_Written exercise_.
Please identify each line below that contains the string "shape" and copy those lines. Case counts.

start Supplied information

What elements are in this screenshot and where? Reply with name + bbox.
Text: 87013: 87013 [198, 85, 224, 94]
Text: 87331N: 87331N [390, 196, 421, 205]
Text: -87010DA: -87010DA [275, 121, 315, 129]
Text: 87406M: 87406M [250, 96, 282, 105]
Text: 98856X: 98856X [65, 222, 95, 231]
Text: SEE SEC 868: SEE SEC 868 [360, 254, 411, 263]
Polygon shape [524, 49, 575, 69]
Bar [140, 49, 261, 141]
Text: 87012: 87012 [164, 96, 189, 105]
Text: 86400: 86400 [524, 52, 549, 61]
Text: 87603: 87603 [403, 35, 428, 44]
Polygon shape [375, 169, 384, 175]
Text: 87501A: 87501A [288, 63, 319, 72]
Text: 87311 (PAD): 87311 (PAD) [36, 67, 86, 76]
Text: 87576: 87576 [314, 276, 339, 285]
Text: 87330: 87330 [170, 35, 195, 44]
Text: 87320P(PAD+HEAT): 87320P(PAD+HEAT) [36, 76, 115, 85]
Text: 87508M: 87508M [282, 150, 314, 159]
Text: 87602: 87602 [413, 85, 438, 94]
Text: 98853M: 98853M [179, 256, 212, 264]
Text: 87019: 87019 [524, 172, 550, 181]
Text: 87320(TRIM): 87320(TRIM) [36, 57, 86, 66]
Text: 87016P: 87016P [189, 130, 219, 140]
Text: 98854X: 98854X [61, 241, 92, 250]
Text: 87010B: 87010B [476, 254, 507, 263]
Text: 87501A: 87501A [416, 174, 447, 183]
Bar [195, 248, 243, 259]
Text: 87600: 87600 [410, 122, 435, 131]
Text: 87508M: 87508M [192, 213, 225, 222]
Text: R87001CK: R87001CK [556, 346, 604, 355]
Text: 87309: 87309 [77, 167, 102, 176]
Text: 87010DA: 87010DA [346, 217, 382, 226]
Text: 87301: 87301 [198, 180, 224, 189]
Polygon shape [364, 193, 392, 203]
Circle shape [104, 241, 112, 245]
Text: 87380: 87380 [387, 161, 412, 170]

end Supplied information

_Expected answer_.
Polygon shape [524, 49, 575, 69]
Polygon shape [375, 169, 384, 175]
Polygon shape [364, 193, 392, 203]
Circle shape [104, 241, 112, 245]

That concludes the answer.